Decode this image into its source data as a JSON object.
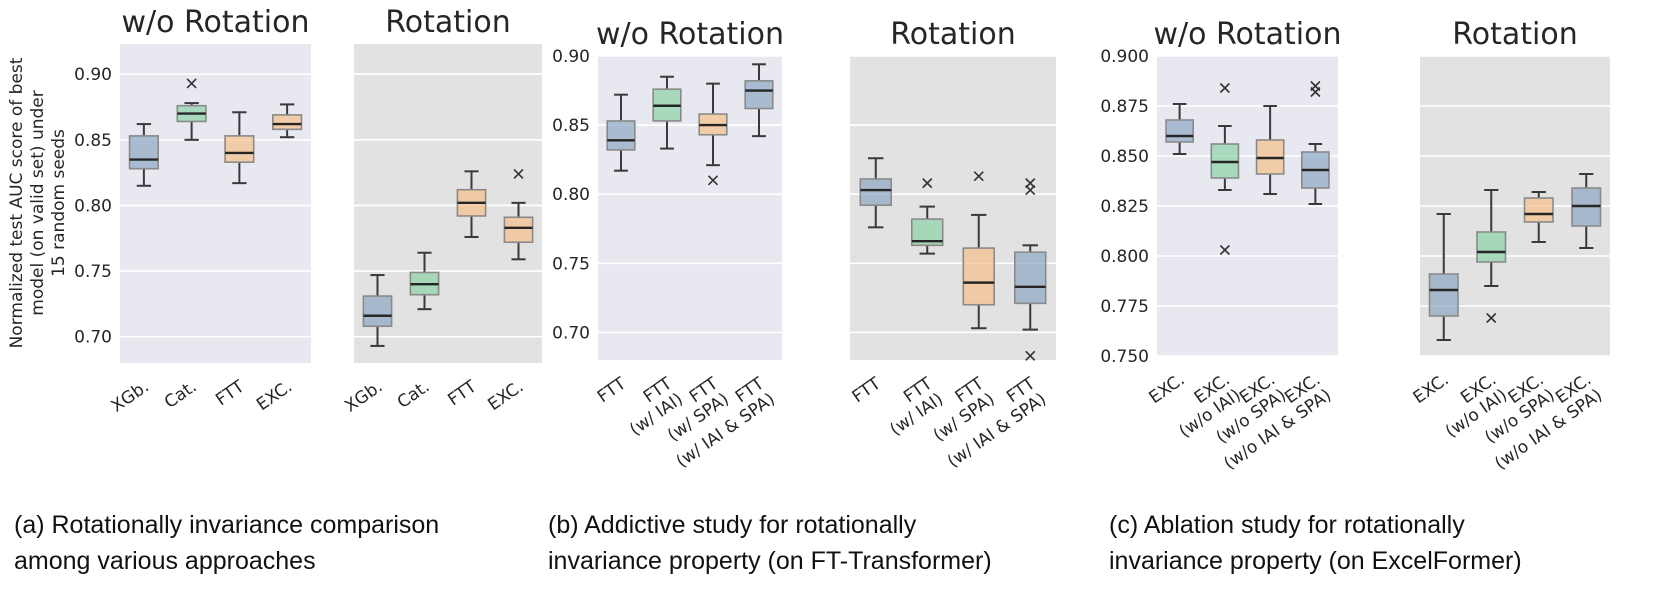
{
  "y_axis_label_lines": [
    "Normalized test AUC score of best",
    "model (on valid set) under",
    "15 random seeds"
  ],
  "captions": [
    {
      "line1": "(a) Rotationally invariance comparison",
      "line2": "among various approaches"
    },
    {
      "line1": "(b) Addictive study for rotationally",
      "line2": "invariance property (on FT-Transformer)"
    },
    {
      "line1": "(c) Ablation study for rotationally",
      "line2": "invariance property (on ExcelFormer)"
    }
  ],
  "colors": {
    "blue": "#8fa9c4",
    "green": "#8fd3a8",
    "orange": "#f4c08e",
    "median": "#262626",
    "whisker": "#3a3a3a",
    "bg_norot": "#e8e8f0",
    "bg_rot": "#e2e2e2",
    "grid": "#ffffff"
  },
  "chart_data": [
    {
      "type": "box",
      "title": "w/o Rotation",
      "group": "a",
      "ylim": [
        0.68,
        0.923
      ],
      "yticks": [
        "0.70",
        "0.75",
        "0.80",
        "0.85",
        "0.90"
      ],
      "show_yticks": true,
      "yticks_side": "left",
      "categories": [
        [
          "XGb."
        ],
        [
          "Cat."
        ],
        [
          "FTT"
        ],
        [
          "EXC."
        ]
      ],
      "colors": [
        "blue",
        "green",
        "orange",
        "orange"
      ],
      "boxes": [
        {
          "q1": 0.828,
          "median": 0.835,
          "q3": 0.853,
          "low": 0.815,
          "high": 0.862,
          "outliers": []
        },
        {
          "q1": 0.864,
          "median": 0.87,
          "q3": 0.876,
          "low": 0.85,
          "high": 0.878,
          "outliers": [
            0.893
          ]
        },
        {
          "q1": 0.833,
          "median": 0.84,
          "q3": 0.853,
          "low": 0.817,
          "high": 0.871,
          "outliers": []
        },
        {
          "q1": 0.858,
          "median": 0.862,
          "q3": 0.869,
          "low": 0.852,
          "high": 0.877,
          "outliers": []
        }
      ]
    },
    {
      "type": "box",
      "title": "Rotation",
      "group": "a",
      "ylim": [
        0.68,
        0.923
      ],
      "yticks": [
        "0.70",
        "0.75",
        "0.80",
        "0.85",
        "0.90"
      ],
      "show_yticks": false,
      "categories": [
        [
          "XGb."
        ],
        [
          "Cat."
        ],
        [
          "FTT"
        ],
        [
          "EXC."
        ]
      ],
      "colors": [
        "blue",
        "green",
        "orange",
        "orange"
      ],
      "boxes": [
        {
          "q1": 0.708,
          "median": 0.716,
          "q3": 0.731,
          "low": 0.693,
          "high": 0.747,
          "outliers": []
        },
        {
          "q1": 0.732,
          "median": 0.74,
          "q3": 0.749,
          "low": 0.721,
          "high": 0.764,
          "outliers": []
        },
        {
          "q1": 0.792,
          "median": 0.802,
          "q3": 0.812,
          "low": 0.776,
          "high": 0.826,
          "outliers": []
        },
        {
          "q1": 0.772,
          "median": 0.783,
          "q3": 0.791,
          "low": 0.759,
          "high": 0.802,
          "outliers": [
            0.824
          ]
        }
      ]
    },
    {
      "type": "box",
      "title": "w/o Rotation",
      "group": "b",
      "ylim": [
        0.68,
        0.9
      ],
      "yticks": [
        "0.70",
        "0.75",
        "0.80",
        "0.85",
        "0.90"
      ],
      "show_yticks": true,
      "yticks_side": "left",
      "categories": [
        [
          "FTT"
        ],
        [
          "FTT",
          "(w/ IAI)"
        ],
        [
          "FTT",
          "(w/ SPA)"
        ],
        [
          "FTT",
          "(w/ IAI & SPA)"
        ]
      ],
      "colors": [
        "blue",
        "green",
        "orange",
        "blue"
      ],
      "boxes": [
        {
          "q1": 0.832,
          "median": 0.839,
          "q3": 0.853,
          "low": 0.817,
          "high": 0.872,
          "outliers": []
        },
        {
          "q1": 0.853,
          "median": 0.864,
          "q3": 0.876,
          "low": 0.833,
          "high": 0.885,
          "outliers": []
        },
        {
          "q1": 0.843,
          "median": 0.85,
          "q3": 0.858,
          "low": 0.821,
          "high": 0.88,
          "outliers": [
            0.81
          ]
        },
        {
          "q1": 0.862,
          "median": 0.875,
          "q3": 0.882,
          "low": 0.842,
          "high": 0.894,
          "outliers": []
        }
      ]
    },
    {
      "type": "box",
      "title": "Rotation",
      "group": "b",
      "ylim": [
        0.68,
        0.9
      ],
      "yticks": [
        "0.70",
        "0.75",
        "0.80",
        "0.85",
        "0.90"
      ],
      "show_yticks": false,
      "categories": [
        [
          "FTT"
        ],
        [
          "FTT",
          "(w/ IAI)"
        ],
        [
          "FTT",
          "(w/ SPA)"
        ],
        [
          "FTT",
          "(w/ IAI & SPA)"
        ]
      ],
      "colors": [
        "blue",
        "green",
        "orange",
        "blue"
      ],
      "boxes": [
        {
          "q1": 0.792,
          "median": 0.803,
          "q3": 0.811,
          "low": 0.776,
          "high": 0.826,
          "outliers": []
        },
        {
          "q1": 0.763,
          "median": 0.766,
          "q3": 0.782,
          "low": 0.757,
          "high": 0.791,
          "outliers": [
            0.808
          ]
        },
        {
          "q1": 0.72,
          "median": 0.736,
          "q3": 0.761,
          "low": 0.703,
          "high": 0.785,
          "outliers": [
            0.813
          ]
        },
        {
          "q1": 0.721,
          "median": 0.733,
          "q3": 0.758,
          "low": 0.702,
          "high": 0.763,
          "outliers": [
            0.803,
            0.808,
            0.683
          ]
        }
      ]
    },
    {
      "type": "box",
      "title": "w/o Rotation",
      "group": "c",
      "ylim": [
        0.75,
        0.9
      ],
      "yticks": [
        "0.750",
        "0.775",
        "0.800",
        "0.825",
        "0.850",
        "0.875",
        "0.900"
      ],
      "show_yticks": true,
      "yticks_side": "left",
      "categories": [
        [
          "EXC."
        ],
        [
          "EXC.",
          "(w/o IAI)"
        ],
        [
          "EXC.",
          "(w/o SPA)"
        ],
        [
          "EXC.",
          "(w/o IAI & SPA)"
        ]
      ],
      "colors": [
        "blue",
        "green",
        "orange",
        "blue"
      ],
      "boxes": [
        {
          "q1": 0.857,
          "median": 0.86,
          "q3": 0.868,
          "low": 0.851,
          "high": 0.876,
          "outliers": []
        },
        {
          "q1": 0.839,
          "median": 0.847,
          "q3": 0.856,
          "low": 0.833,
          "high": 0.865,
          "outliers": [
            0.884,
            0.803
          ]
        },
        {
          "q1": 0.841,
          "median": 0.849,
          "q3": 0.858,
          "low": 0.831,
          "high": 0.875,
          "outliers": []
        },
        {
          "q1": 0.834,
          "median": 0.843,
          "q3": 0.852,
          "low": 0.826,
          "high": 0.856,
          "outliers": [
            0.882,
            0.885
          ]
        }
      ]
    },
    {
      "type": "box",
      "title": "Rotation",
      "group": "c",
      "ylim": [
        0.75,
        0.9
      ],
      "yticks": [
        "0.750",
        "0.775",
        "0.800",
        "0.825",
        "0.850",
        "0.875",
        "0.900"
      ],
      "show_yticks": false,
      "categories": [
        [
          "EXC."
        ],
        [
          "EXC.",
          "(w/o IAI)"
        ],
        [
          "EXC.",
          "(w/o SPA)"
        ],
        [
          "EXC.",
          "(w/o IAI & SPA)"
        ]
      ],
      "colors": [
        "blue",
        "green",
        "orange",
        "blue"
      ],
      "boxes": [
        {
          "q1": 0.77,
          "median": 0.783,
          "q3": 0.791,
          "low": 0.758,
          "high": 0.821,
          "outliers": []
        },
        {
          "q1": 0.797,
          "median": 0.802,
          "q3": 0.812,
          "low": 0.785,
          "high": 0.833,
          "outliers": [
            0.769
          ]
        },
        {
          "q1": 0.817,
          "median": 0.821,
          "q3": 0.829,
          "low": 0.807,
          "high": 0.832,
          "outliers": []
        },
        {
          "q1": 0.815,
          "median": 0.825,
          "q3": 0.834,
          "low": 0.804,
          "high": 0.841,
          "outliers": []
        }
      ]
    }
  ]
}
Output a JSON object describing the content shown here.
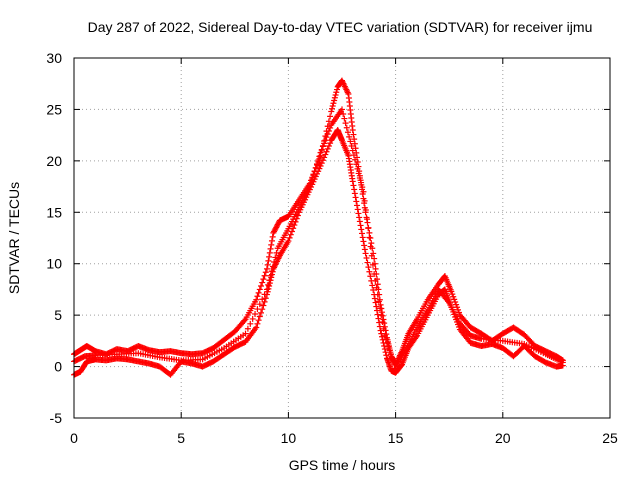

* * *

Gather all lines where the word "property" appears.

      "line2": "invariance property (on FT-Transformer)"
      "line2": "invariance property (on ExcelFormer)"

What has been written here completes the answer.